▶ [Work required]:
Go through the entries below and print each one exactly, leaving out pictures.

────────

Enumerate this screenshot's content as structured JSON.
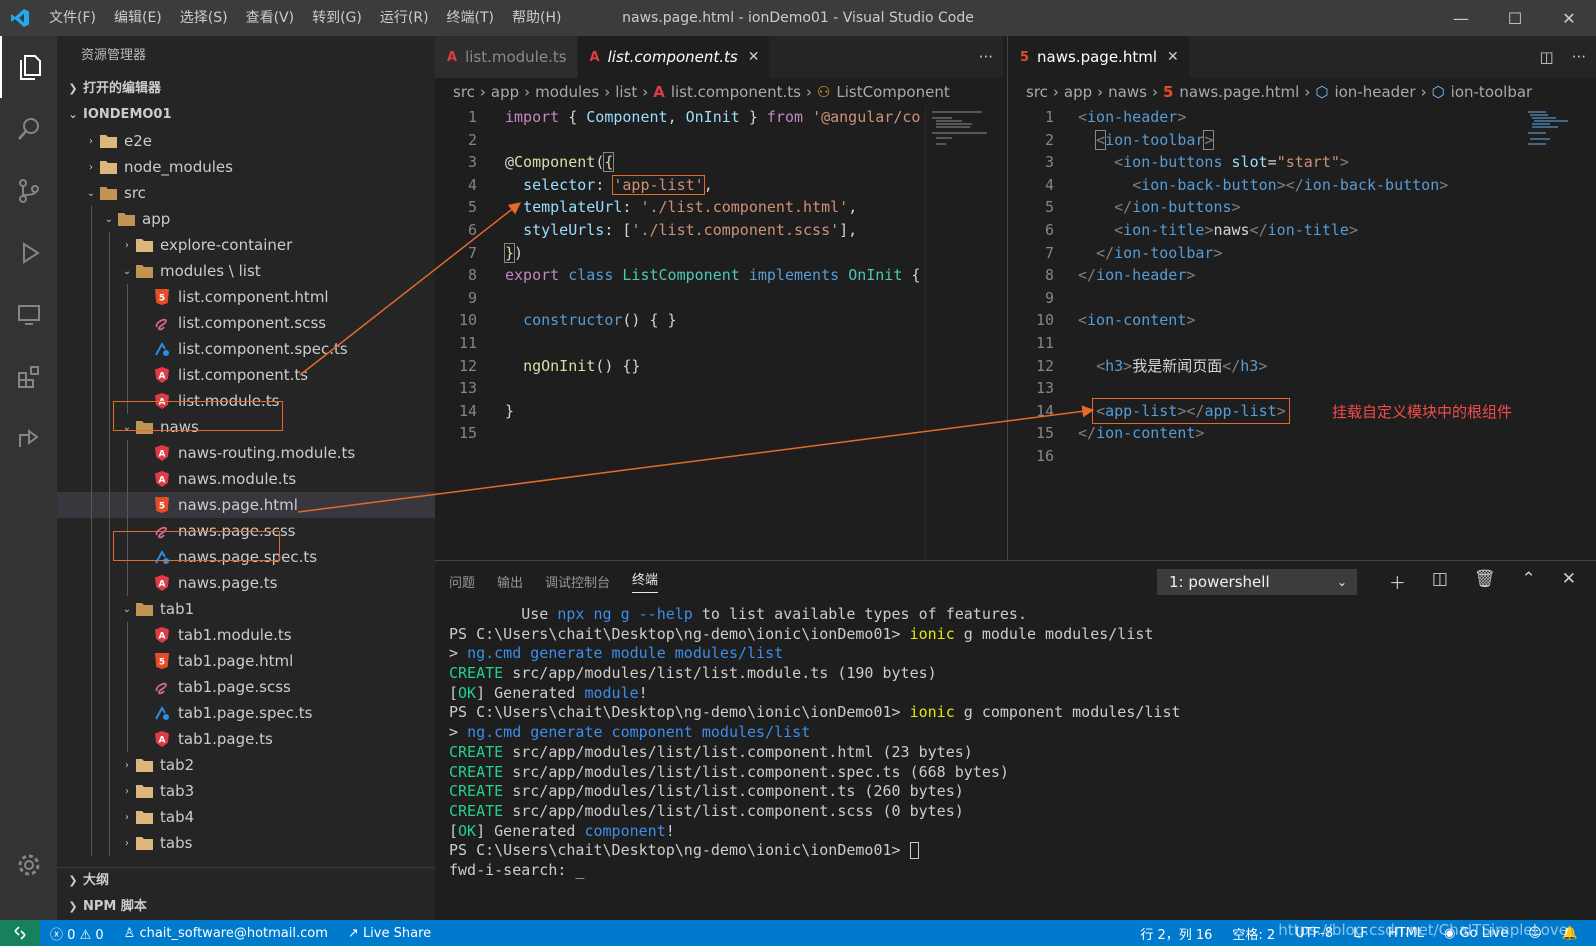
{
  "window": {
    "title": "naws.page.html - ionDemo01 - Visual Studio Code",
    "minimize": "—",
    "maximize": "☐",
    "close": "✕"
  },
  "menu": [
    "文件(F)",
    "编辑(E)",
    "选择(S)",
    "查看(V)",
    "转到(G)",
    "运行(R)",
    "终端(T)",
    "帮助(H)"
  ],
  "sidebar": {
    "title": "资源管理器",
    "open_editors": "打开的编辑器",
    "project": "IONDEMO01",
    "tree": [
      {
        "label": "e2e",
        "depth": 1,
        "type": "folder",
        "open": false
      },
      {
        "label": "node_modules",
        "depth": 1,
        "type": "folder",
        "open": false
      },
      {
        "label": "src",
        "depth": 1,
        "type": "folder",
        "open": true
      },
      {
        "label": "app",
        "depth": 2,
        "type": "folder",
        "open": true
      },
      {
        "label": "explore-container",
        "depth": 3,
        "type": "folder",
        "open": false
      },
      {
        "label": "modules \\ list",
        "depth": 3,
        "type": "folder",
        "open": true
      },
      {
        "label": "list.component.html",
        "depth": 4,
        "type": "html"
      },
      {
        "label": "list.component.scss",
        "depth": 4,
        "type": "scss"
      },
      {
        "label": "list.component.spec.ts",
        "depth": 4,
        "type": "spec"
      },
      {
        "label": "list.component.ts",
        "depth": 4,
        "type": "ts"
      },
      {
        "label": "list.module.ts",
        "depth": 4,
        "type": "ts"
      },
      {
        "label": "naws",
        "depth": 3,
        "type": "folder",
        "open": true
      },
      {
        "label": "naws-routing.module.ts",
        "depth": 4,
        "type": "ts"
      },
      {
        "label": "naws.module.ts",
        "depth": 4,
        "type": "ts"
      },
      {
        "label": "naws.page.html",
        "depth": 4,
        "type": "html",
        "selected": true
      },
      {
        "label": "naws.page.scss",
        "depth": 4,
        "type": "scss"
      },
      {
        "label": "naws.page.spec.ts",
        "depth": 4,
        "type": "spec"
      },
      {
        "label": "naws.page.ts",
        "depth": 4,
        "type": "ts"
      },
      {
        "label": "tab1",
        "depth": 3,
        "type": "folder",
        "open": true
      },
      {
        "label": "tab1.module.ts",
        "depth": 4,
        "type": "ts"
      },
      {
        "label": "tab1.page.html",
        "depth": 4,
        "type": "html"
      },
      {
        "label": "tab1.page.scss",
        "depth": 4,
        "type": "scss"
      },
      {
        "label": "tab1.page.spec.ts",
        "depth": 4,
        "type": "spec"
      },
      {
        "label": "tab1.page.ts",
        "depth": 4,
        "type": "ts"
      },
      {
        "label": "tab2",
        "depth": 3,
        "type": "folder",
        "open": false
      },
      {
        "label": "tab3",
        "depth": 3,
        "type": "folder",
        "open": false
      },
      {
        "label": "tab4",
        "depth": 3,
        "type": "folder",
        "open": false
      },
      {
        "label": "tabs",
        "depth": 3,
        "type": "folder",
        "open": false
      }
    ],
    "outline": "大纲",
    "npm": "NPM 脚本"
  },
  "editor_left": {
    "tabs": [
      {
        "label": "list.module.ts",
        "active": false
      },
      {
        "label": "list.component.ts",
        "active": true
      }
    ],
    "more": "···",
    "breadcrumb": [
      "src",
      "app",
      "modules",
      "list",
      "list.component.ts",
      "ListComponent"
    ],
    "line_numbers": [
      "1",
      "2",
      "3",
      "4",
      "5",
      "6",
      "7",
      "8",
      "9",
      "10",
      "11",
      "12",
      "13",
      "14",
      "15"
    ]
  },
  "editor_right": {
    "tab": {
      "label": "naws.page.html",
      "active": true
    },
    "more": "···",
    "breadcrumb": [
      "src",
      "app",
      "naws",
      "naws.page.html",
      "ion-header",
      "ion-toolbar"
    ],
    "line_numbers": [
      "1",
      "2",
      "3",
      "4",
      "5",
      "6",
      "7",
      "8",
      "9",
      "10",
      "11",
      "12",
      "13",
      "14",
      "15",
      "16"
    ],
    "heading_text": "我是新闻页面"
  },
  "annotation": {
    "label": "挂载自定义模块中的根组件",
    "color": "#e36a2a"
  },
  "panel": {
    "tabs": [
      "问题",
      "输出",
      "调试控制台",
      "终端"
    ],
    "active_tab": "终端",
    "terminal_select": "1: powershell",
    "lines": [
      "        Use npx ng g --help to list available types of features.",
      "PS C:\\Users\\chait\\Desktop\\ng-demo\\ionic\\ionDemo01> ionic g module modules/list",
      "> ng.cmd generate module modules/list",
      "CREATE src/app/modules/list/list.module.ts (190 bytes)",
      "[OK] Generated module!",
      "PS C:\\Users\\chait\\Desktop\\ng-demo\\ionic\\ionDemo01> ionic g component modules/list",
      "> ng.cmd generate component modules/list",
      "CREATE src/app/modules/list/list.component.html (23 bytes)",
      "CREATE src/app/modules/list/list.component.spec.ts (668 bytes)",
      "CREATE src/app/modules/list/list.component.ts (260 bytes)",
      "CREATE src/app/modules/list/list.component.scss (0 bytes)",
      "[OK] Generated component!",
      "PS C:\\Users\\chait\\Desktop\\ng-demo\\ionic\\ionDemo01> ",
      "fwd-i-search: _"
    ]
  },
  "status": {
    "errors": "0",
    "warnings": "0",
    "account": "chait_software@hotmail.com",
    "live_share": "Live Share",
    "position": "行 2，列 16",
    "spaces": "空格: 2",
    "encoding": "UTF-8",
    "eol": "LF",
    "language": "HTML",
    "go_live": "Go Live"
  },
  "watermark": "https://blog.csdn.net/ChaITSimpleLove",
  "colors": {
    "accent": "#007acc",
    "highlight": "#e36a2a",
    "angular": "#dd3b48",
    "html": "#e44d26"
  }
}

────────

▶ [Task result]:
Enumerate this screenshot's content as structured JSON.
{
  "window": {
    "title": "naws.page.html - ionDemo01 - Visual Studio Code",
    "minimize": "—",
    "maximize": "☐",
    "close": "✕"
  },
  "menu": [
    "文件(F)",
    "编辑(E)",
    "选择(S)",
    "查看(V)",
    "转到(G)",
    "运行(R)",
    "终端(T)",
    "帮助(H)"
  ],
  "sidebar": {
    "title": "资源管理器",
    "open_editors": "打开的编辑器",
    "project": "IONDEMO01",
    "tree": [
      {
        "label": "e2e",
        "depth": 1,
        "type": "folder",
        "open": false
      },
      {
        "label": "node_modules",
        "depth": 1,
        "type": "folder",
        "open": false
      },
      {
        "label": "src",
        "depth": 1,
        "type": "folder",
        "open": true
      },
      {
        "label": "app",
        "depth": 2,
        "type": "folder",
        "open": true
      },
      {
        "label": "explore-container",
        "depth": 3,
        "type": "folder",
        "open": false
      },
      {
        "label": "modules \\ list",
        "depth": 3,
        "type": "folder",
        "open": true
      },
      {
        "label": "list.component.html",
        "depth": 4,
        "type": "html"
      },
      {
        "label": "list.component.scss",
        "depth": 4,
        "type": "scss"
      },
      {
        "label": "list.component.spec.ts",
        "depth": 4,
        "type": "spec"
      },
      {
        "label": "list.component.ts",
        "depth": 4,
        "type": "ts"
      },
      {
        "label": "list.module.ts",
        "depth": 4,
        "type": "ts"
      },
      {
        "label": "naws",
        "depth": 3,
        "type": "folder",
        "open": true
      },
      {
        "label": "naws-routing.module.ts",
        "depth": 4,
        "type": "ts"
      },
      {
        "label": "naws.module.ts",
        "depth": 4,
        "type": "ts"
      },
      {
        "label": "naws.page.html",
        "depth": 4,
        "type": "html",
        "selected": true
      },
      {
        "label": "naws.page.scss",
        "depth": 4,
        "type": "scss"
      },
      {
        "label": "naws.page.spec.ts",
        "depth": 4,
        "type": "spec"
      },
      {
        "label": "naws.page.ts",
        "depth": 4,
        "type": "ts"
      },
      {
        "label": "tab1",
        "depth": 3,
        "type": "folder",
        "open": true
      },
      {
        "label": "tab1.module.ts",
        "depth": 4,
        "type": "ts"
      },
      {
        "label": "tab1.page.html",
        "depth": 4,
        "type": "html"
      },
      {
        "label": "tab1.page.scss",
        "depth": 4,
        "type": "scss"
      },
      {
        "label": "tab1.page.spec.ts",
        "depth": 4,
        "type": "spec"
      },
      {
        "label": "tab1.page.ts",
        "depth": 4,
        "type": "ts"
      },
      {
        "label": "tab2",
        "depth": 3,
        "type": "folder",
        "open": false
      },
      {
        "label": "tab3",
        "depth": 3,
        "type": "folder",
        "open": false
      },
      {
        "label": "tab4",
        "depth": 3,
        "type": "folder",
        "open": false
      },
      {
        "label": "tabs",
        "depth": 3,
        "type": "folder",
        "open": false
      }
    ],
    "outline": "大纲",
    "npm": "NPM 脚本"
  },
  "editor_left": {
    "tabs": [
      {
        "label": "list.module.ts",
        "active": false
      },
      {
        "label": "list.component.ts",
        "active": true
      }
    ],
    "more": "···",
    "breadcrumb": [
      "src",
      "app",
      "modules",
      "list",
      "list.component.ts",
      "ListComponent"
    ],
    "line_numbers": [
      "1",
      "2",
      "3",
      "4",
      "5",
      "6",
      "7",
      "8",
      "9",
      "10",
      "11",
      "12",
      "13",
      "14",
      "15"
    ]
  },
  "editor_right": {
    "tab": {
      "label": "naws.page.html",
      "active": true
    },
    "more": "···",
    "breadcrumb": [
      "src",
      "app",
      "naws",
      "naws.page.html",
      "ion-header",
      "ion-toolbar"
    ],
    "line_numbers": [
      "1",
      "2",
      "3",
      "4",
      "5",
      "6",
      "7",
      "8",
      "9",
      "10",
      "11",
      "12",
      "13",
      "14",
      "15",
      "16"
    ],
    "heading_text": "我是新闻页面"
  },
  "annotation": {
    "label": "挂载自定义模块中的根组件",
    "color": "#e36a2a"
  },
  "panel": {
    "tabs": [
      "问题",
      "输出",
      "调试控制台",
      "终端"
    ],
    "active_tab": "终端",
    "terminal_select": "1: powershell",
    "lines": [
      "        Use npx ng g --help to list available types of features.",
      "PS C:\\Users\\chait\\Desktop\\ng-demo\\ionic\\ionDemo01> ionic g module modules/list",
      "> ng.cmd generate module modules/list",
      "CREATE src/app/modules/list/list.module.ts (190 bytes)",
      "[OK] Generated module!",
      "PS C:\\Users\\chait\\Desktop\\ng-demo\\ionic\\ionDemo01> ionic g component modules/list",
      "> ng.cmd generate component modules/list",
      "CREATE src/app/modules/list/list.component.html (23 bytes)",
      "CREATE src/app/modules/list/list.component.spec.ts (668 bytes)",
      "CREATE src/app/modules/list/list.component.ts (260 bytes)",
      "CREATE src/app/modules/list/list.component.scss (0 bytes)",
      "[OK] Generated component!",
      "PS C:\\Users\\chait\\Desktop\\ng-demo\\ionic\\ionDemo01> ",
      "fwd-i-search: _"
    ]
  },
  "status": {
    "errors": "0",
    "warnings": "0",
    "account": "chait_software@hotmail.com",
    "live_share": "Live Share",
    "position": "行 2，列 16",
    "spaces": "空格: 2",
    "encoding": "UTF-8",
    "eol": "LF",
    "language": "HTML",
    "go_live": "Go Live"
  },
  "watermark": "https://blog.csdn.net/ChaITSimpleLove",
  "colors": {
    "accent": "#007acc",
    "highlight": "#e36a2a",
    "angular": "#dd3b48",
    "html": "#e44d26"
  }
}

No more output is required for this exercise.